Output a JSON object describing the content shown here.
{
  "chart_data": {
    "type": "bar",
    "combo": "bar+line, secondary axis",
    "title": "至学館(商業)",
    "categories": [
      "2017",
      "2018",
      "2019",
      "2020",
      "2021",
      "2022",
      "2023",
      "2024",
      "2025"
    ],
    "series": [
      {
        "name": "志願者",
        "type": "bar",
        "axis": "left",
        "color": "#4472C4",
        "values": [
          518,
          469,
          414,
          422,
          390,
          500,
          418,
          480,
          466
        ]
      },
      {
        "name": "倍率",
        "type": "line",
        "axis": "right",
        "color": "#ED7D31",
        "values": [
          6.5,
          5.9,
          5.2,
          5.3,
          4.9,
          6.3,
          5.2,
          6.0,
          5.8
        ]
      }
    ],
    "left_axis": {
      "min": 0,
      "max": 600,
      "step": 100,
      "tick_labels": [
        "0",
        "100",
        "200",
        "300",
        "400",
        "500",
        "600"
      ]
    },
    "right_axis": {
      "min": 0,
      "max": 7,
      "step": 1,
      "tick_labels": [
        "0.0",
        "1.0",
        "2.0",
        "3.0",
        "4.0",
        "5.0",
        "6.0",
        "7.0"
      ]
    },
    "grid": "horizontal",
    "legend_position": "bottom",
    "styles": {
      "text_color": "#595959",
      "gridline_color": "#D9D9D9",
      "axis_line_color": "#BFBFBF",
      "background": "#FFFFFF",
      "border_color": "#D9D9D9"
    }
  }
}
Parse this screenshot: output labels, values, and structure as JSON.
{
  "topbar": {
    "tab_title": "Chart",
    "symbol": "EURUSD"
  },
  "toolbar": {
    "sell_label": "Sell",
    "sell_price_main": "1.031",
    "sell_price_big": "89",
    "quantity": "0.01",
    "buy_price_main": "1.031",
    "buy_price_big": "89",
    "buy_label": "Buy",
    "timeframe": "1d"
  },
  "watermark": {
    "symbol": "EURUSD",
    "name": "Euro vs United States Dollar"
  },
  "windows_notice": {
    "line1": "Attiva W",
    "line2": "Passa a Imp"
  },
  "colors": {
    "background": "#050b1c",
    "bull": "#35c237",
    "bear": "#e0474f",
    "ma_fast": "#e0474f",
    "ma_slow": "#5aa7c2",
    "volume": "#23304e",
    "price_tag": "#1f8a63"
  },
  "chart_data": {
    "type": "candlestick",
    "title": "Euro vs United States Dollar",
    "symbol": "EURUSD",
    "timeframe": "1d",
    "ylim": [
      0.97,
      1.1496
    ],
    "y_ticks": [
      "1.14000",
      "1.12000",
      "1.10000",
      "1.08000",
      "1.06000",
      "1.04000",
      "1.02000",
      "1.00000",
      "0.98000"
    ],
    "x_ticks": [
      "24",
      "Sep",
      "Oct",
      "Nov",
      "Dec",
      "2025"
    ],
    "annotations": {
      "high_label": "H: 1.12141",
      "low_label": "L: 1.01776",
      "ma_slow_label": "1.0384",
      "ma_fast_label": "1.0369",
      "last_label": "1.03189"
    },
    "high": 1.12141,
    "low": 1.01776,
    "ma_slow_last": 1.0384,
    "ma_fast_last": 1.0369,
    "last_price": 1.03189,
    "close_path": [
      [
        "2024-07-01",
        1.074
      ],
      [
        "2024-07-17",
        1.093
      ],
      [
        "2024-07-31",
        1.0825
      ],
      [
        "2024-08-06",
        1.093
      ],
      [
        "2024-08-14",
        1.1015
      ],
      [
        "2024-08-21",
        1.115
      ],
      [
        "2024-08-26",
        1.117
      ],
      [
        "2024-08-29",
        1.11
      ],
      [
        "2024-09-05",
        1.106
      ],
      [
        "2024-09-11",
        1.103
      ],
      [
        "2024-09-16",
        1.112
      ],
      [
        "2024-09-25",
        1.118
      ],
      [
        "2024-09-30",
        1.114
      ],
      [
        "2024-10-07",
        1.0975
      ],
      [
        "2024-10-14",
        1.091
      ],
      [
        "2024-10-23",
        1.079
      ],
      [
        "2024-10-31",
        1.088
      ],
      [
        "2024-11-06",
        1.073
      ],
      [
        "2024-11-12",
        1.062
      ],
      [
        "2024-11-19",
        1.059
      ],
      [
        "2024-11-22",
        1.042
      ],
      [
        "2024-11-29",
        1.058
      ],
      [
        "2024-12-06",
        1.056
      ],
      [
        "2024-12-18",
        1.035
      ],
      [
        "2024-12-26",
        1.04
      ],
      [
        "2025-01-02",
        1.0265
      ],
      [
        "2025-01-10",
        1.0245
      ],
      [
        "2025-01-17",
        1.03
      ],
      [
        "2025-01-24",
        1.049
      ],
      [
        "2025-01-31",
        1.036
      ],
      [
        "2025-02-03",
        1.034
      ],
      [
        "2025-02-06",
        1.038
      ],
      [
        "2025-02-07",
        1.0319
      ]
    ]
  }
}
::::::
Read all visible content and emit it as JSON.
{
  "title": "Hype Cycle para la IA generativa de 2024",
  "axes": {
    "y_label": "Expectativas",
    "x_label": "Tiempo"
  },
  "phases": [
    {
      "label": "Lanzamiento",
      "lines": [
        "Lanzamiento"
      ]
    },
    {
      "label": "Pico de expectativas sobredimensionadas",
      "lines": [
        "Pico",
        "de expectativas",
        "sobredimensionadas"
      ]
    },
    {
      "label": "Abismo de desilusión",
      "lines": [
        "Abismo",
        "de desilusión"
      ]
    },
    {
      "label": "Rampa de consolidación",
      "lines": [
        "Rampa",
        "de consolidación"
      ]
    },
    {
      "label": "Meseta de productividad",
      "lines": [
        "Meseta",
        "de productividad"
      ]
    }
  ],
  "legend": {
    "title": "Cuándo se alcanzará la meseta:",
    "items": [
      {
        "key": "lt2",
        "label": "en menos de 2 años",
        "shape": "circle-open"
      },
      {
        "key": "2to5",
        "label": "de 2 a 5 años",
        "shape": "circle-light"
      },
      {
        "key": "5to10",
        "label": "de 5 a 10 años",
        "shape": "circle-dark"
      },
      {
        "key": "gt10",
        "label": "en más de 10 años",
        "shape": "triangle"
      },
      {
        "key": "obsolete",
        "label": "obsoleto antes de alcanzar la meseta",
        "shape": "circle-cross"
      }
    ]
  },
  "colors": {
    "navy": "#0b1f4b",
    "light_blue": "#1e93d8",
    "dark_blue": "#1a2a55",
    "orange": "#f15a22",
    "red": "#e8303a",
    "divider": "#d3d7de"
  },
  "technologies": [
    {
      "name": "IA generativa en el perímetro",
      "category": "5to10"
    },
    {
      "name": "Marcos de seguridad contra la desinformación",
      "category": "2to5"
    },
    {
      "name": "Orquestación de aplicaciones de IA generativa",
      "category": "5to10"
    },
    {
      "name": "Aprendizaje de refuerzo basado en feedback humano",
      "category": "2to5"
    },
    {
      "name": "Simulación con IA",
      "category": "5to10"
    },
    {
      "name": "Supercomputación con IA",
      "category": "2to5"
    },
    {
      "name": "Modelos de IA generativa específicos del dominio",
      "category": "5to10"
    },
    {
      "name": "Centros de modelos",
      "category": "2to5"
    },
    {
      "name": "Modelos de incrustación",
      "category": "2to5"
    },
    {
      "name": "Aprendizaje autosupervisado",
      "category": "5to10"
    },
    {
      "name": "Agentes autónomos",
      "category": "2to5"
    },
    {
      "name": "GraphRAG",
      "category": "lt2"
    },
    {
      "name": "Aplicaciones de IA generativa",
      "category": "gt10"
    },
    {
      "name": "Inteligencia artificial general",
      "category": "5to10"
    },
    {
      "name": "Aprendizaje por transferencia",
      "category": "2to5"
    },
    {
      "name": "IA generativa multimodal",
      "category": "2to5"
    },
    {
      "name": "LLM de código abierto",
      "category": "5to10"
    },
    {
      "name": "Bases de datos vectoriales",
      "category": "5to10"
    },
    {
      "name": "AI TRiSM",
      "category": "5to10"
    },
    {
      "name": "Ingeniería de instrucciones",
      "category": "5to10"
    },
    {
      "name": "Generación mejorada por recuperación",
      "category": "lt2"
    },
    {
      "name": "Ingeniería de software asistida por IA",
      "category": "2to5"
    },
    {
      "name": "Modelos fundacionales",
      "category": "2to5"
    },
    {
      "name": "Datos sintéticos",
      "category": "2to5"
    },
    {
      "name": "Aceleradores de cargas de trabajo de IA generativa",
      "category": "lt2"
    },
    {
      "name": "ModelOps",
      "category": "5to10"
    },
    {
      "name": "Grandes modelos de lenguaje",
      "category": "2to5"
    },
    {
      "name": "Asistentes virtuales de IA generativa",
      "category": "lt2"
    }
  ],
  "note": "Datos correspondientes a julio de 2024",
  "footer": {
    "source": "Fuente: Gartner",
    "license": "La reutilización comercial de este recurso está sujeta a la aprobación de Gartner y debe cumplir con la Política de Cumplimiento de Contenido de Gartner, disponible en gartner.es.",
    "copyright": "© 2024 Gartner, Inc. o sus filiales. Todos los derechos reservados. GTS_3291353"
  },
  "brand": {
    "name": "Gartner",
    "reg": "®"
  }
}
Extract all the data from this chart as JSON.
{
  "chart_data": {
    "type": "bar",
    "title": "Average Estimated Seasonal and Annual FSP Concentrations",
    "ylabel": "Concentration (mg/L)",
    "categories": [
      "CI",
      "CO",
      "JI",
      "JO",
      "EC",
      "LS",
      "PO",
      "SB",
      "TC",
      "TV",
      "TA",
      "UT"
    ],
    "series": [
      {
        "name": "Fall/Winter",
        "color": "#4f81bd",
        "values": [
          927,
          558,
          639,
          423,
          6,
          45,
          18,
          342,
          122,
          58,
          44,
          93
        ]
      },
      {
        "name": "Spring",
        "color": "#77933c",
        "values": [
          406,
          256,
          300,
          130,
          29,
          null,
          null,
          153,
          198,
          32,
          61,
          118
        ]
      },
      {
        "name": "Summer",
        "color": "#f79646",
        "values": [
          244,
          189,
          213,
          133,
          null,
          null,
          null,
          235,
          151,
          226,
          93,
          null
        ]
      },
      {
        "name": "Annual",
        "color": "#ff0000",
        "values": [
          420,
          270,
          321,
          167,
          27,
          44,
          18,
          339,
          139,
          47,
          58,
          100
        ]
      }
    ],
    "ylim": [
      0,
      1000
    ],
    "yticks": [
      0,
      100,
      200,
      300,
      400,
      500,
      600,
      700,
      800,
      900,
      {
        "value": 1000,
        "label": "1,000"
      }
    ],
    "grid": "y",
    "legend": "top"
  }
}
::::::
[PROBLEM] Above are lines of data; state how many of them contain the word "United", with no other output.

[WRITTEN SOLUTION] 2